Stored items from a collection
▬▬▬▬▬▬

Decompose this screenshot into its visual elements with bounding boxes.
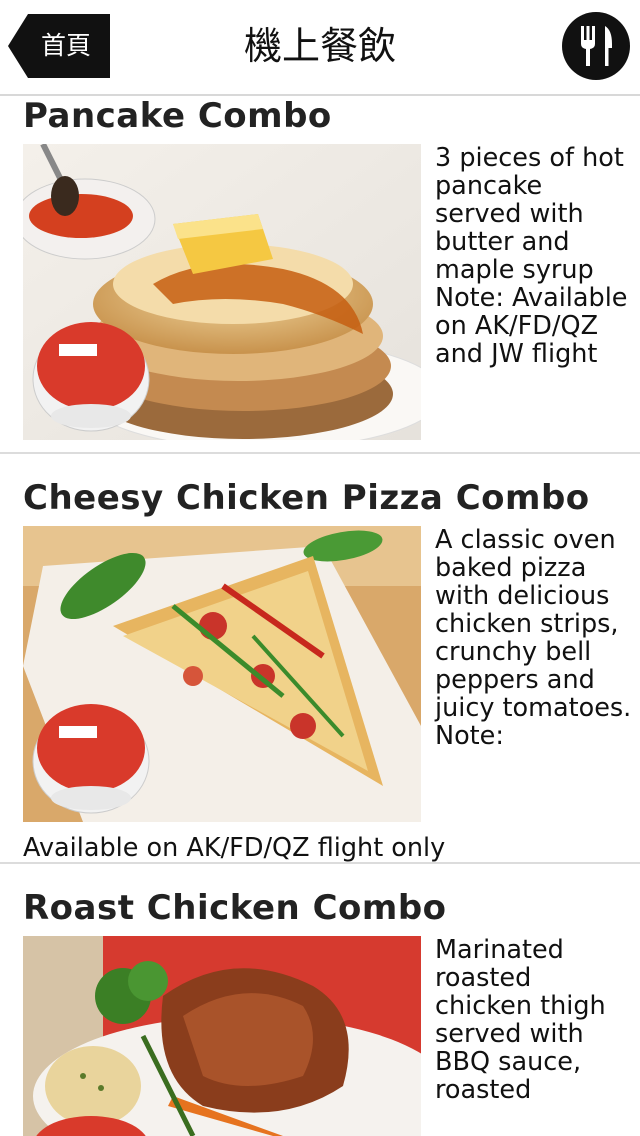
pizza-image[interactable] [23, 526, 421, 822]
pancake-image[interactable] [23, 144, 421, 440]
item-description-pancake: 3 pieces of hot pancake served with butt… [435, 143, 628, 369]
home-back-button[interactable]: 首頁 [8, 14, 110, 78]
item-description-pizza: A classic oven baked pizza with deliciou… [435, 525, 632, 751]
app-header: 首頁 機上餐飲 [0, 0, 640, 96]
divider [0, 452, 640, 454]
item-title-roast-chicken: Roast Chicken Combo [23, 888, 447, 928]
item-title-pizza: Cheesy Chicken Pizza Combo [23, 478, 590, 518]
fork-knife-icon[interactable] [562, 12, 630, 80]
item-description-pizza-continued: Available on AK/FD/QZ flight only [23, 833, 446, 863]
item-description-roast-chicken: Marinated roasted chicken thigh served w… [435, 935, 606, 1105]
divider [0, 862, 640, 864]
roast-chicken-image[interactable] [23, 936, 421, 1136]
item-title-pancake: Pancake Combo [23, 96, 332, 136]
page-title: 機上餐飲 [243, 24, 396, 68]
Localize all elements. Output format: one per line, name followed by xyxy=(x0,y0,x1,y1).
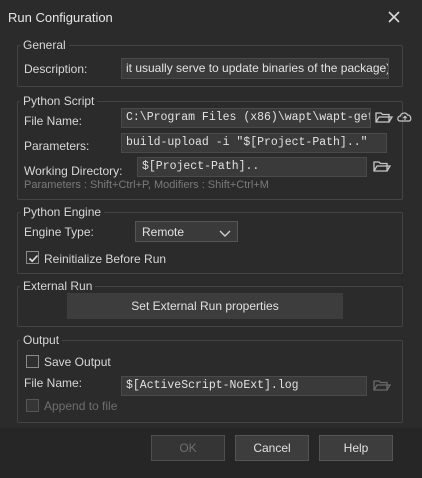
output-file-name-label: File Name: xyxy=(24,376,83,390)
title-bar: Run Configuration xyxy=(0,0,422,36)
working-directory-label: Working Directory: xyxy=(24,164,123,178)
parameters-label: Parameters: xyxy=(24,139,90,153)
output-file-input[interactable]: $[ActiveScript-NoExt].log xyxy=(121,376,367,396)
cloud-upload-icon[interactable] xyxy=(396,108,414,126)
engine-type-value: Remote xyxy=(142,225,185,239)
ok-button[interactable]: OK xyxy=(151,435,225,461)
description-label: Description: xyxy=(24,62,88,76)
external-run-legend: External Run xyxy=(23,279,93,293)
parameters-input[interactable]: build-upload -i "$[Project-Path].." xyxy=(121,133,387,153)
window-title: Run Configuration xyxy=(8,10,113,25)
general-legend: General xyxy=(23,38,66,52)
description-input[interactable]: it usually serve to update binaries of t… xyxy=(121,58,389,79)
python-engine-legend: Python Engine xyxy=(23,205,102,219)
save-output-label: Save Output xyxy=(44,355,111,369)
shortcut-hint: Parameters : Shift+Ctrl+P, Modifiers : S… xyxy=(24,179,269,191)
file-name-label: File Name: xyxy=(24,114,83,128)
set-external-run-button[interactable]: Set External Run properties xyxy=(67,293,343,319)
append-label: Append to file xyxy=(44,399,118,413)
script-file-input[interactable]: C:\Program Files (x86)\wapt\wapt-get.py xyxy=(121,108,371,128)
open-folder-icon[interactable] xyxy=(372,157,392,175)
reinitialize-label: Reinitialize Before Run xyxy=(44,252,167,266)
engine-type-select[interactable]: Remote xyxy=(135,221,238,242)
close-icon[interactable] xyxy=(384,7,404,27)
output-legend: Output xyxy=(23,333,60,347)
reinitialize-checkbox[interactable] xyxy=(26,251,39,264)
engine-type-label: Engine Type: xyxy=(24,225,94,239)
save-output-checkbox[interactable] xyxy=(26,355,39,368)
open-folder-icon[interactable] xyxy=(374,108,394,126)
python-script-legend: Python Script xyxy=(23,94,95,108)
cancel-button[interactable]: Cancel xyxy=(235,435,309,461)
append-checkbox xyxy=(26,399,39,412)
help-button[interactable]: Help xyxy=(319,435,393,461)
chevron-down-icon xyxy=(219,227,231,241)
working-directory-input[interactable]: $[Project-Path].. xyxy=(137,157,367,177)
open-folder-icon xyxy=(372,376,392,394)
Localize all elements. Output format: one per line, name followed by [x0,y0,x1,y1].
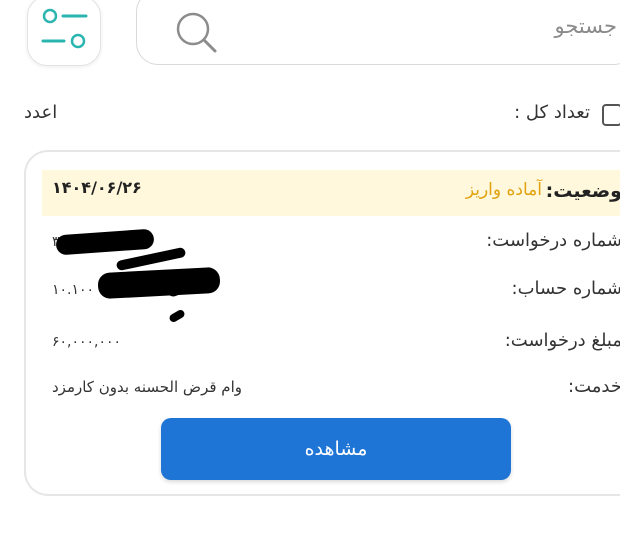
list-icon [602,104,620,126]
search-icon[interactable] [173,9,219,55]
search-box[interactable] [136,0,620,65]
amount-row: مبلغ درخواست: ۶۰,۰۰۰,۰۰۰ [26,308,620,360]
request-number-row: شماره درخواست: ۳ [26,228,620,272]
status-label: وضعیت: [545,180,620,202]
view-button[interactable]: مشاهده [161,418,511,480]
request-date: ۱۴۰۴/۰۶/۲۶ [52,178,142,197]
amount-label: مبلغ درخواست: [504,330,620,351]
filter-sliders-icon [41,8,88,49]
request-card: وضعیت: آماده واریز ۱۴۰۴/۰۶/۲۶ شماره درخو… [24,150,620,496]
status-bar: وضعیت: آماده واریز ۱۴۰۴/۰۶/۲۶ [42,170,620,216]
total-count-label: تعداد کل : [514,102,590,123]
service-row: خدمت: وام قرض الحسنه بدون کارمزد [26,374,620,406]
service-value: وام قرض الحسنه بدون کارمزد [52,378,242,396]
search-input[interactable] [317,14,617,38]
request-number-label: شماره درخواست: [486,230,620,251]
account-number-label: شماره حساب: [511,278,620,299]
account-number-value: ۱۰.۱۰۰ [52,282,95,298]
account-number-row: شماره حساب: ۱۰.۱۰۰ [26,266,620,308]
total-count-unit: اعدد [24,102,58,123]
redaction-mark [168,308,186,324]
filter-button[interactable] [27,0,101,66]
service-label: خدمت: [568,376,620,397]
total-count-row: تعداد کل : اعدد [0,96,620,136]
status-badge: آماده واریز [465,180,542,200]
redaction-mark [55,228,155,256]
amount-value: ۶۰,۰۰۰,۰۰۰ [52,334,122,350]
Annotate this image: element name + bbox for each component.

▬▬▬▬▬▬

→ To be done
Write out the listing again with "bounding boxes" changed to "coordinates" and nothing else altered, and leave out the pictures.

→ Written response
Decompose this screenshot into its visual elements with coordinates.
pizza-image[interactable] [23, 526, 421, 822]
pancake-image[interactable] [23, 144, 421, 440]
item-description-pancake: 3 pieces of hot pancake served with butt… [435, 143, 628, 369]
home-back-button[interactable]: 首頁 [8, 14, 110, 78]
item-description-pizza: A classic oven baked pizza with deliciou… [435, 525, 632, 751]
app-header: 首頁 機上餐飲 [0, 0, 640, 96]
divider [0, 452, 640, 454]
item-title-roast-chicken: Roast Chicken Combo [23, 888, 447, 928]
item-title-pizza: Cheesy Chicken Pizza Combo [23, 478, 590, 518]
fork-knife-icon[interactable] [562, 12, 630, 80]
item-description-pizza-continued: Available on AK/FD/QZ flight only [23, 833, 446, 863]
item-description-roast-chicken: Marinated roasted chicken thigh served w… [435, 935, 606, 1105]
divider [0, 862, 640, 864]
roast-chicken-image[interactable] [23, 936, 421, 1136]
item-title-pancake: Pancake Combo [23, 96, 332, 136]
page-title: 機上餐飲 [243, 24, 396, 68]
Localize all elements. Output format: one per line, name followed by xyxy=(x0,y0,x1,y1).
output-file-name-label: File Name: xyxy=(24,376,83,390)
title-bar: Run Configuration xyxy=(0,0,422,36)
working-directory-label: Working Directory: xyxy=(24,164,123,178)
parameters-label: Parameters: xyxy=(24,139,90,153)
output-file-input[interactable]: $[ActiveScript-NoExt].log xyxy=(121,376,367,396)
cloud-upload-icon[interactable] xyxy=(396,108,414,126)
engine-type-value: Remote xyxy=(142,225,185,239)
ok-button[interactable]: OK xyxy=(151,435,225,461)
description-label: Description: xyxy=(24,62,88,76)
external-run-legend: External Run xyxy=(23,279,93,293)
parameters-input[interactable]: build-upload -i "$[Project-Path].." xyxy=(121,133,387,153)
window-title: Run Configuration xyxy=(8,10,113,25)
general-legend: General xyxy=(23,38,66,52)
description-input[interactable]: it usually serve to update binaries of t… xyxy=(121,58,389,79)
python-engine-legend: Python Engine xyxy=(23,205,102,219)
save-output-label: Save Output xyxy=(44,355,111,369)
shortcut-hint: Parameters : Shift+Ctrl+P, Modifiers : S… xyxy=(24,179,269,191)
file-name-label: File Name: xyxy=(24,114,83,128)
set-external-run-button[interactable]: Set External Run properties xyxy=(67,293,343,319)
append-label: Append to file xyxy=(44,399,118,413)
script-file-input[interactable]: C:\Program Files (x86)\wapt\wapt-get.py xyxy=(121,108,371,128)
open-folder-icon[interactable] xyxy=(372,157,392,175)
reinitialize-label: Reinitialize Before Run xyxy=(44,252,167,266)
engine-type-select[interactable]: Remote xyxy=(135,221,238,242)
close-icon[interactable] xyxy=(384,7,404,27)
output-legend: Output xyxy=(23,333,60,347)
reinitialize-checkbox[interactable] xyxy=(26,251,39,264)
engine-type-label: Engine Type: xyxy=(24,225,94,239)
save-output-checkbox[interactable] xyxy=(26,355,39,368)
open-folder-icon[interactable] xyxy=(374,108,394,126)
python-script-legend: Python Script xyxy=(23,94,95,108)
cancel-button[interactable]: Cancel xyxy=(235,435,309,461)
append-checkbox xyxy=(26,399,39,412)
help-button[interactable]: Help xyxy=(319,435,393,461)
chevron-down-icon xyxy=(219,227,231,241)
working-directory-input[interactable]: $[Project-Path].. xyxy=(137,157,367,177)
open-folder-icon xyxy=(372,376,392,394)
Localize all elements. Output format: one per line, name followed by [x0,y0,x1,y1].
list-icon [602,104,620,126]
search-icon[interactable] [173,9,219,55]
search-box[interactable] [136,0,620,65]
amount-row: مبلغ درخواست: ۶۰,۰۰۰,۰۰۰ [26,308,620,360]
request-number-row: شماره درخواست: ۳ [26,228,620,272]
status-label: وضعیت: [545,180,620,202]
view-button[interactable]: مشاهده [161,418,511,480]
request-date: ۱۴۰۴/۰۶/۲۶ [52,178,142,197]
amount-label: مبلغ درخواست: [504,330,620,351]
filter-sliders-icon [41,8,88,49]
request-card: وضعیت: آماده واریز ۱۴۰۴/۰۶/۲۶ شماره درخو… [24,150,620,496]
status-bar: وضعیت: آماده واریز ۱۴۰۴/۰۶/۲۶ [42,170,620,216]
total-count-label: تعداد کل : [514,102,590,123]
service-row: خدمت: وام قرض الحسنه بدون کارمزد [26,374,620,406]
service-value: وام قرض الحسنه بدون کارمزد [52,378,242,396]
search-input[interactable] [317,14,617,38]
request-number-label: شماره درخواست: [486,230,620,251]
account-number-label: شماره حساب: [511,278,620,299]
account-number-value: ۱۰.۱۰۰ [52,282,95,298]
account-number-row: شماره حساب: ۱۰.۱۰۰ [26,266,620,308]
total-count-unit: اعدد [24,102,58,123]
redaction-mark [168,308,186,324]
filter-button[interactable] [27,0,101,66]
service-label: خدمت: [568,376,620,397]
total-count-row: تعداد کل : اعدد [0,96,620,136]
status-badge: آماده واریز [465,180,542,200]
redaction-mark [55,228,155,256]
amount-value: ۶۰,۰۰۰,۰۰۰ [52,334,122,350]
Annotate this image: element name + bbox for each component.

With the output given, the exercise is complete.